* Your task
In the material below, find all lines with the string "Oregon" and copy them.

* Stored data
--

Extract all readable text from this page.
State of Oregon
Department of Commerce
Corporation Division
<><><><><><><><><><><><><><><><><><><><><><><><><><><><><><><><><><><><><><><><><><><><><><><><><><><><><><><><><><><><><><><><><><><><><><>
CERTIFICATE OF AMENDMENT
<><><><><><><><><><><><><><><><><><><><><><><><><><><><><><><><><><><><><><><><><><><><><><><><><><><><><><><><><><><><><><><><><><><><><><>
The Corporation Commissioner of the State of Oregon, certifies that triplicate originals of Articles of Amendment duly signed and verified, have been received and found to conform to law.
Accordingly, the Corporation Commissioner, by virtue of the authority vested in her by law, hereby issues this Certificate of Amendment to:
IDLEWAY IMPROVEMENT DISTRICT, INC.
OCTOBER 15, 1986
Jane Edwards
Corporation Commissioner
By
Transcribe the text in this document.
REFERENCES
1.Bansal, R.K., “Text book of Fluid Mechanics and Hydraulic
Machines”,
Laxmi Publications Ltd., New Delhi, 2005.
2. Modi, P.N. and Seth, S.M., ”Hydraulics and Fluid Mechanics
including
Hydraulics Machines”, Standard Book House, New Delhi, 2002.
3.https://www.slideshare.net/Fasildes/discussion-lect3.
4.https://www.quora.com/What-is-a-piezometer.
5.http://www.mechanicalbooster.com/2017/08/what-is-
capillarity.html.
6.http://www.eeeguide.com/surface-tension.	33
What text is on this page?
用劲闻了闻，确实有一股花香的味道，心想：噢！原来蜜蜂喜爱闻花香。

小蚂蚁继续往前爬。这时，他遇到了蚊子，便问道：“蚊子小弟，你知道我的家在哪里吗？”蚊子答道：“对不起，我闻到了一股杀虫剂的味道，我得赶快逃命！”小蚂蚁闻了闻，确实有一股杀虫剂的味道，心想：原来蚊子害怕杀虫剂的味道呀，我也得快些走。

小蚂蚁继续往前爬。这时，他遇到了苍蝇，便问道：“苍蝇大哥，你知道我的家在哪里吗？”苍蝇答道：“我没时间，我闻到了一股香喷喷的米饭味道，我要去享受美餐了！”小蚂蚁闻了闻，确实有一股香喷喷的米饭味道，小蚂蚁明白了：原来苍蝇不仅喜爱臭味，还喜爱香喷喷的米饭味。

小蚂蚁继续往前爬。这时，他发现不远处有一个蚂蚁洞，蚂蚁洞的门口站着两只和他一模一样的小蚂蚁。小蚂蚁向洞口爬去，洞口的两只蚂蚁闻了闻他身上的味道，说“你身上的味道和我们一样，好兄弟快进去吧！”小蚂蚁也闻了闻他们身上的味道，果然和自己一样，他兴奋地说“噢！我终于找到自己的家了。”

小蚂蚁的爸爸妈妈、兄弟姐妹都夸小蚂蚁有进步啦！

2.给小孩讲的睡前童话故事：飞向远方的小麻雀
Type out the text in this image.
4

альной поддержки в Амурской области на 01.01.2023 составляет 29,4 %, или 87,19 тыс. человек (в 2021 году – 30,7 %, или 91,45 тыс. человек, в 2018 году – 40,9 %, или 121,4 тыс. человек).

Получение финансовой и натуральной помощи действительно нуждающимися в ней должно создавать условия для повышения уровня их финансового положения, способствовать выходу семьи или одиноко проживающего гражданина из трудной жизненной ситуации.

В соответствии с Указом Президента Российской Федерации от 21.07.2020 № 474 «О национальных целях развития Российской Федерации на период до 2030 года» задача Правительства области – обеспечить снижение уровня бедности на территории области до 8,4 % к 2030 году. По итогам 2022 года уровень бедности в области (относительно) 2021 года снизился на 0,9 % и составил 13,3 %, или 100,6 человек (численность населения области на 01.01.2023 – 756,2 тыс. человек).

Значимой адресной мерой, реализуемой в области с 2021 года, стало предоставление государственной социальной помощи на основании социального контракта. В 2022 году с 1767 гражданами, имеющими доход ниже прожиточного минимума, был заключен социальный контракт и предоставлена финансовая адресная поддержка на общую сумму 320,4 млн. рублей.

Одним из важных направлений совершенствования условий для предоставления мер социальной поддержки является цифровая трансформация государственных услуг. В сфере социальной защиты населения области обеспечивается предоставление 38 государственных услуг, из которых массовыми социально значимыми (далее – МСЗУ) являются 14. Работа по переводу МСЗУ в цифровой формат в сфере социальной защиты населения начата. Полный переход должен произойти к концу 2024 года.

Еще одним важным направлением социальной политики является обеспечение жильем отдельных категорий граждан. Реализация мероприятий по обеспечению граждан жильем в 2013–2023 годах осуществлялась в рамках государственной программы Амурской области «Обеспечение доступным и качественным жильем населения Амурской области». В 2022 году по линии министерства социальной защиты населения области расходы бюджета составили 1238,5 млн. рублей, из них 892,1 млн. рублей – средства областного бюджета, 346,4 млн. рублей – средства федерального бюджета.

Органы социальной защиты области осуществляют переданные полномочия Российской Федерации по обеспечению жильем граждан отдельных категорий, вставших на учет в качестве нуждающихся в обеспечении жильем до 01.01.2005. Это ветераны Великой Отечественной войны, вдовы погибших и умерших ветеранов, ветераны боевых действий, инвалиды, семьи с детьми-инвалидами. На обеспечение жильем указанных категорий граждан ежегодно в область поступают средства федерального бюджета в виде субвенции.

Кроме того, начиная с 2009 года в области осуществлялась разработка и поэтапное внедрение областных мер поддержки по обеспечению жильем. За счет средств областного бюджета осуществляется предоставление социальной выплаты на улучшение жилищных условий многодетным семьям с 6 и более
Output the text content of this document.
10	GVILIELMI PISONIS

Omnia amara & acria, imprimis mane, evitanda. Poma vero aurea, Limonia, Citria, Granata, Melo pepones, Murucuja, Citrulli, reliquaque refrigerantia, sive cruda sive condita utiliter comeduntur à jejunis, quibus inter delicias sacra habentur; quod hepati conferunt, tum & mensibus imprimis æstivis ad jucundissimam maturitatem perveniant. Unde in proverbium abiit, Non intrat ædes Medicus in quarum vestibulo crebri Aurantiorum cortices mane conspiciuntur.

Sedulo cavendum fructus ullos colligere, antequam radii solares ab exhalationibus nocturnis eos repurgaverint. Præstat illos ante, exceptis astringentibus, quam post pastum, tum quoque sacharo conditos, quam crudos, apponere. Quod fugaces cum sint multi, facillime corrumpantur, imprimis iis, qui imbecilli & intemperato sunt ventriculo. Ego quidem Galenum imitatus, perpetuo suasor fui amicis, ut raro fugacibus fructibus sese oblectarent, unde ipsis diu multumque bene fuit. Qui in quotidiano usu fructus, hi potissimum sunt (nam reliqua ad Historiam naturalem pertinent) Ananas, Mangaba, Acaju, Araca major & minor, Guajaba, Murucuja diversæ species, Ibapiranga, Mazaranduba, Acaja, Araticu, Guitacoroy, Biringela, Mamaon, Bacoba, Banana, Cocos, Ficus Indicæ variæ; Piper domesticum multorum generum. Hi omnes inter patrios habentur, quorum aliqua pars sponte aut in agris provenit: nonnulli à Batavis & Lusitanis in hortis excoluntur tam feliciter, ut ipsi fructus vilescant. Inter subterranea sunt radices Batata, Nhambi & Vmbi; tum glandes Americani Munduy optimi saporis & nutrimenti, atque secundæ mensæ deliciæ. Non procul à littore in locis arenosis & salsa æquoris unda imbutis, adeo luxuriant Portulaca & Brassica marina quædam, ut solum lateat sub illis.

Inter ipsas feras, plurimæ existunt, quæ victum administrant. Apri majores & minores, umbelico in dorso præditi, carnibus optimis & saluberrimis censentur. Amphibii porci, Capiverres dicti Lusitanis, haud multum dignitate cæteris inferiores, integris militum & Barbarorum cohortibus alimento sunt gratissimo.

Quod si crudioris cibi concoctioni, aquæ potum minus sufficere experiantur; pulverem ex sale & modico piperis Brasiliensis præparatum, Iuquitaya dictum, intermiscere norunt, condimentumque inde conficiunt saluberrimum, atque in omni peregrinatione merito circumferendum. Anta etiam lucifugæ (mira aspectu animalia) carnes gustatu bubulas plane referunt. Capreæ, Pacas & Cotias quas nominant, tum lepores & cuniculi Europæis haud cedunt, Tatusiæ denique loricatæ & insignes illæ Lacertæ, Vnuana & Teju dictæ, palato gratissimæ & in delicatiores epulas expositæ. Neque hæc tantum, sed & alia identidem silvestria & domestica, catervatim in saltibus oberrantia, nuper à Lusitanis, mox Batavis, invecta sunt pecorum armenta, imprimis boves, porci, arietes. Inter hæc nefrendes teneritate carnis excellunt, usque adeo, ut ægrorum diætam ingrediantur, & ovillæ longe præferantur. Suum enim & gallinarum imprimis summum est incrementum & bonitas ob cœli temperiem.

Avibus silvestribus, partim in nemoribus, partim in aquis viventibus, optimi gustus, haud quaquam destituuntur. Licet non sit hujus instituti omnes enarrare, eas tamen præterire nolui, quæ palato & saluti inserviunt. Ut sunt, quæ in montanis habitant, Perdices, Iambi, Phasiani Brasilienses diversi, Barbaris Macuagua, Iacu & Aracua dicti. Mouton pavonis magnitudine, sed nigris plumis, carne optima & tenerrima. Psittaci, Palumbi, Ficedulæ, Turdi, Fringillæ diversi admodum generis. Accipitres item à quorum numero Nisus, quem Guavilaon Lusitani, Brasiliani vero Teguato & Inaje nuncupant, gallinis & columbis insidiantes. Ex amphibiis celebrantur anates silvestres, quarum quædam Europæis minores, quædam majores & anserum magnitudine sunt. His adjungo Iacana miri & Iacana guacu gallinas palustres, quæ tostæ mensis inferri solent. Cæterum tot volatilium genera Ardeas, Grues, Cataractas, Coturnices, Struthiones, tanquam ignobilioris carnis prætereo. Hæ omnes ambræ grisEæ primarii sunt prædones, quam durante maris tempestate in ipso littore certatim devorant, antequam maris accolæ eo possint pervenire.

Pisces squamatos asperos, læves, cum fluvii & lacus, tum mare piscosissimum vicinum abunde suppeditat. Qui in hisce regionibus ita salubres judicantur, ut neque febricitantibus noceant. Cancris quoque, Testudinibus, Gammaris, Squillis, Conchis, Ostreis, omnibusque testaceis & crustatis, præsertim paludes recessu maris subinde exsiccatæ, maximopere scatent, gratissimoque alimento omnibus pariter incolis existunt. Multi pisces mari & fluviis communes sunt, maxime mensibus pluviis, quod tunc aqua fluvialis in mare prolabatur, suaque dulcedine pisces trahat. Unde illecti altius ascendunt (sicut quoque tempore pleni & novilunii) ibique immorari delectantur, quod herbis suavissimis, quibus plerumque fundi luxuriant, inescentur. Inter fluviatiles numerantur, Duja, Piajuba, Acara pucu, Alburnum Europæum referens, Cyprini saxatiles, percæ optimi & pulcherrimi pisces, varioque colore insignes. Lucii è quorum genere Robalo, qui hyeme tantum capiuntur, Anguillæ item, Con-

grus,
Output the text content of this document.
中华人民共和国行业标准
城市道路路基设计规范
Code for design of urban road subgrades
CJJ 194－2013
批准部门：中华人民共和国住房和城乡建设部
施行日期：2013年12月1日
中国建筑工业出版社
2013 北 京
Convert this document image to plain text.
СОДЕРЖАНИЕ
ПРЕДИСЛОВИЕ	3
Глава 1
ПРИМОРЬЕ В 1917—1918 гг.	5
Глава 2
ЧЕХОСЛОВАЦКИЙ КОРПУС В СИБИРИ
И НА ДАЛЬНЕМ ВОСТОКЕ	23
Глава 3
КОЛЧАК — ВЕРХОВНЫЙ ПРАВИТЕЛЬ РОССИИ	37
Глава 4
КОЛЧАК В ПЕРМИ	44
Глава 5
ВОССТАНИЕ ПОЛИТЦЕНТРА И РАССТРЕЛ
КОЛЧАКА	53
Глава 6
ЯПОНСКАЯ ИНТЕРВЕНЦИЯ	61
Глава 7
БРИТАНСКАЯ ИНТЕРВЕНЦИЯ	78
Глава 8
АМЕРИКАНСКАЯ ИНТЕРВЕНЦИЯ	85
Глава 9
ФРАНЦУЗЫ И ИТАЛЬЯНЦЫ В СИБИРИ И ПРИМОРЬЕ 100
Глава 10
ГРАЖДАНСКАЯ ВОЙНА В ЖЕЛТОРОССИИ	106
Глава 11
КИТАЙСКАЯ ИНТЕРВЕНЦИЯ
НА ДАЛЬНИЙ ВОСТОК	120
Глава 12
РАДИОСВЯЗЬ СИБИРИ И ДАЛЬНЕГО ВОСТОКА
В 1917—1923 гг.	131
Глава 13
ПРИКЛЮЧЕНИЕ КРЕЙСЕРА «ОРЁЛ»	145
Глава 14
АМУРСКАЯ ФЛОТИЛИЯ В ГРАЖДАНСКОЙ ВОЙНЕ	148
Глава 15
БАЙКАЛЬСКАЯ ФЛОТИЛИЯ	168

--

* Final result
State of Oregon
The Corporation Commissioner of the State of Oregon, certifies that triplicate originals of Articles of Amendment duly signed and verified, have been received and found to conform to law.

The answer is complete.